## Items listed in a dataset

>>>>

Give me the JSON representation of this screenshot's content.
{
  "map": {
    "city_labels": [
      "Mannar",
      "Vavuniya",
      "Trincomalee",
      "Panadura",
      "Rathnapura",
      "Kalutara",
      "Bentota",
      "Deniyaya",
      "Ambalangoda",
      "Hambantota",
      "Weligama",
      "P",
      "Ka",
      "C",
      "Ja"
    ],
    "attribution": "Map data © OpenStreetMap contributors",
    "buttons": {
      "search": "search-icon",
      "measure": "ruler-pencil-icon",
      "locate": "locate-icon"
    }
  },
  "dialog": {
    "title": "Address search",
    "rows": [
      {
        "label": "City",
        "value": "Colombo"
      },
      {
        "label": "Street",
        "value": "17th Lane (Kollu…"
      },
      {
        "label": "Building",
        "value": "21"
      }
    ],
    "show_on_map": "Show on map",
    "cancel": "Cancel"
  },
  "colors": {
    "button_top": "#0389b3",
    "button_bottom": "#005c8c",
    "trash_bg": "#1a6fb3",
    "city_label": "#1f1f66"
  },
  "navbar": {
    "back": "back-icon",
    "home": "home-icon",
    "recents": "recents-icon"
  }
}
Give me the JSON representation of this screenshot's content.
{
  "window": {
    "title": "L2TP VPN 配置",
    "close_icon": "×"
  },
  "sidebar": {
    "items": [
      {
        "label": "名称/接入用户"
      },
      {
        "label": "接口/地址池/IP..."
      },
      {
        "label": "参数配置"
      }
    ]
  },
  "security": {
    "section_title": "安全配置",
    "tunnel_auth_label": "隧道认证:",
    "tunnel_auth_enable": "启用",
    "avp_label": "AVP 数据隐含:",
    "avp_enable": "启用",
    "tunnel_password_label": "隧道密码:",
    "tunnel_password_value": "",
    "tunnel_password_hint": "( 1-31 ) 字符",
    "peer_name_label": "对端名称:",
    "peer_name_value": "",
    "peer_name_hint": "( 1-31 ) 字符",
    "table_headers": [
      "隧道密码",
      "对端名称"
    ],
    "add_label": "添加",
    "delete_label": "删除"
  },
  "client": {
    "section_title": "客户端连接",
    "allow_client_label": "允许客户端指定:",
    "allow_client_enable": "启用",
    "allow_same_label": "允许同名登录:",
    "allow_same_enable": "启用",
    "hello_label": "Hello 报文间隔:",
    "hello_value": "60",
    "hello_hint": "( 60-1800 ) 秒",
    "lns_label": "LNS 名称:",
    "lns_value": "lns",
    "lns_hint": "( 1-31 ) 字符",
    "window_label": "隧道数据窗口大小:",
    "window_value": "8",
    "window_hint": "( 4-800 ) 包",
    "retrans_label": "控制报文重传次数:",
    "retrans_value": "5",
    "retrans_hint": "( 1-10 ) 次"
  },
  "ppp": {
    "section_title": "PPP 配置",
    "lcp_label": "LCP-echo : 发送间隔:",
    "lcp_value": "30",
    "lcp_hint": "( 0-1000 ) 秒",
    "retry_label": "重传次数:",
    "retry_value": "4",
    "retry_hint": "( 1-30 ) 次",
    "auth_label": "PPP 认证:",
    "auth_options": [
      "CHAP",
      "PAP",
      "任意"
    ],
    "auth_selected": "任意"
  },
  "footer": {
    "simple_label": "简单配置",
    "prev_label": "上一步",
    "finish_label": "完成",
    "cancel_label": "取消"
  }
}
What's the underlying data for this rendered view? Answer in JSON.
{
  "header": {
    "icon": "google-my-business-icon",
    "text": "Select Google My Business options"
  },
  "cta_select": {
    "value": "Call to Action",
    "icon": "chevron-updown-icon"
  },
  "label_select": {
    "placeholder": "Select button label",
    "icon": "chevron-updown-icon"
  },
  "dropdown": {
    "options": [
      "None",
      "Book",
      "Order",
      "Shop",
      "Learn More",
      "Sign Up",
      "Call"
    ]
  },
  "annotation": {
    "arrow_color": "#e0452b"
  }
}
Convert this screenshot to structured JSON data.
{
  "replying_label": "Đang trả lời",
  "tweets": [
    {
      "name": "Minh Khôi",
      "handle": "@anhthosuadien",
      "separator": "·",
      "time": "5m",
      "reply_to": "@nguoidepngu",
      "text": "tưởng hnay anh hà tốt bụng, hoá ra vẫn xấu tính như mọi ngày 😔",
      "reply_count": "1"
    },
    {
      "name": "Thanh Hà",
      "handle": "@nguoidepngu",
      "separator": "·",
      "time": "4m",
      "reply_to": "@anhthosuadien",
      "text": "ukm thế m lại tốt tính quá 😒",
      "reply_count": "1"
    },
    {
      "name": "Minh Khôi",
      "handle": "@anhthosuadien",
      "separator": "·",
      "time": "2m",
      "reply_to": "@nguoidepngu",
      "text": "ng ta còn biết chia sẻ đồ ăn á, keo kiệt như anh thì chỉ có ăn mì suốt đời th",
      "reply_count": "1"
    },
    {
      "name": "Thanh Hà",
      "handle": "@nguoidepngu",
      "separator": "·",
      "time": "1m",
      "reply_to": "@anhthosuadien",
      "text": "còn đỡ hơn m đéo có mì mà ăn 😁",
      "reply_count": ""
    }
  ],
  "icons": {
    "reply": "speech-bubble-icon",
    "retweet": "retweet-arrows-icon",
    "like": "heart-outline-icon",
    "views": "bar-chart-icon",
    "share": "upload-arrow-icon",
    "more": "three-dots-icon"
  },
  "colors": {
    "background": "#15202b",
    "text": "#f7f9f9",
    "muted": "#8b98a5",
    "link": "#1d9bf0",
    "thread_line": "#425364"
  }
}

<<<<

## Given problem
Transcribe all of the material exactly. Omit nothing.

## Solution to this task
Give me the JSON representation of this screenshot's content.
{
  "map": {
    "city_labels": [
      "Mannar",
      "Vavuniya",
      "Trincomalee",
      "Panadura",
      "Rathnapura",
      "Kalutara",
      "Bentota",
      "Deniyaya",
      "Ambalangoda",
      "Hambantota",
      "Weligama",
      "P",
      "Ka",
      "C",
      "Ja"
    ],
    "attribution": "Map data © OpenStreetMap contributors",
    "buttons": {
      "search": "search-icon",
      "measure": "ruler-pencil-icon",
      "locate": "locate-icon"
    }
  },
  "dialog": {
    "title": "Address search",
    "rows": [
      {
        "label": "City",
        "value": "Colombo"
      },
      {
        "label": "Street",
        "value": "17th Lane (Kollu…"
      },
      {
        "label": "Building",
        "value": "21"
      }
    ],
    "show_on_map": "Show on map",
    "cancel": "Cancel"
  },
  "colors": {
    "button_top": "#0389b3",
    "button_bottom": "#005c8c",
    "trash_bg": "#1a6fb3",
    "city_label": "#1f1f66"
  },
  "navbar": {
    "back": "back-icon",
    "home": "home-icon",
    "recents": "recents-icon"
  }
}
Give me the JSON representation of this screenshot's content.
{
  "window": {
    "title": "L2TP VPN 配置",
    "close_icon": "×"
  },
  "sidebar": {
    "items": [
      {
        "label": "名称/接入用户"
      },
      {
        "label": "接口/地址池/IP..."
      },
      {
        "label": "参数配置"
      }
    ]
  },
  "security": {
    "section_title": "安全配置",
    "tunnel_auth_label": "隧道认证:",
    "tunnel_auth_enable": "启用",
    "avp_label": "AVP 数据隐含:",
    "avp_enable": "启用",
    "tunnel_password_label": "隧道密码:",
    "tunnel_password_value": "",
    "tunnel_password_hint": "( 1-31 ) 字符",
    "peer_name_label": "对端名称:",
    "peer_name_value": "",
    "peer_name_hint": "( 1-31 ) 字符",
    "table_headers": [
      "隧道密码",
      "对端名称"
    ],
    "add_label": "添加",
    "delete_label": "删除"
  },
  "client": {
    "section_title": "客户端连接",
    "allow_client_label": "允许客户端指定:",
    "allow_client_enable": "启用",
    "allow_same_label": "允许同名登录:",
    "allow_same_enable": "启用",
    "hello_label": "Hello 报文间隔:",
    "hello_value": "60",
    "hello_hint": "( 60-1800 ) 秒",
    "lns_label": "LNS 名称:",
    "lns_value": "lns",
    "lns_hint": "( 1-31 ) 字符",
    "window_label": "隧道数据窗口大小:",
    "window_value": "8",
    "window_hint": "( 4-800 ) 包",
    "retrans_label": "控制报文重传次数:",
    "retrans_value": "5",
    "retrans_hint": "( 1-10 ) 次"
  },
  "ppp": {
    "section_title": "PPP 配置",
    "lcp_label": "LCP-echo : 发送间隔:",
    "lcp_value": "30",
    "lcp_hint": "( 0-1000 ) 秒",
    "retry_label": "重传次数:",
    "retry_value": "4",
    "retry_hint": "( 1-30 ) 次",
    "auth_label": "PPP 认证:",
    "auth_options": [
      "CHAP",
      "PAP",
      "任意"
    ],
    "auth_selected": "任意"
  },
  "footer": {
    "simple_label": "简单配置",
    "prev_label": "上一步",
    "finish_label": "完成",
    "cancel_label": "取消"
  }
}
What's the underlying data for this rendered view? Answer in JSON.
{
  "header": {
    "icon": "google-my-business-icon",
    "text": "Select Google My Business options"
  },
  "cta_select": {
    "value": "Call to Action",
    "icon": "chevron-updown-icon"
  },
  "label_select": {
    "placeholder": "Select button label",
    "icon": "chevron-updown-icon"
  },
  "dropdown": {
    "options": [
      "None",
      "Book",
      "Order",
      "Shop",
      "Learn More",
      "Sign Up",
      "Call"
    ]
  },
  "annotation": {
    "arrow_color": "#e0452b"
  }
}
Convert this screenshot to structured JSON data.
{
  "replying_label": "Đang trả lời",
  "tweets": [
    {
      "name": "Minh Khôi",
      "handle": "@anhthosuadien",
      "separator": "·",
      "time": "5m",
      "reply_to": "@nguoidepngu",
      "text": "tưởng hnay anh hà tốt bụng, hoá ra vẫn xấu tính như mọi ngày 😔",
      "reply_count": "1"
    },
    {
      "name": "Thanh Hà",
      "handle": "@nguoidepngu",
      "separator": "·",
      "time": "4m",
      "reply_to": "@anhthosuadien",
      "text": "ukm thế m lại tốt tính quá 😒",
      "reply_count": "1"
    },
    {
      "name": "Minh Khôi",
      "handle": "@anhthosuadien",
      "separator": "·",
      "time": "2m",
      "reply_to": "@nguoidepngu",
      "text": "ng ta còn biết chia sẻ đồ ăn á, keo kiệt như anh thì chỉ có ăn mì suốt đời th",
      "reply_count": "1"
    },
    {
      "name": "Thanh Hà",
      "handle": "@nguoidepngu",
      "separator": "·",
      "time": "1m",
      "reply_to": "@anhthosuadien",
      "text": "còn đỡ hơn m đéo có mì mà ăn 😁",
      "reply_count": ""
    }
  ],
  "icons": {
    "reply": "speech-bubble-icon",
    "retweet": "retweet-arrows-icon",
    "like": "heart-outline-icon",
    "views": "bar-chart-icon",
    "share": "upload-arrow-icon",
    "more": "three-dots-icon"
  },
  "colors": {
    "background": "#15202b",
    "text": "#f7f9f9",
    "muted": "#8b98a5",
    "link": "#1d9bf0",
    "thread_line": "#425364"
  }
}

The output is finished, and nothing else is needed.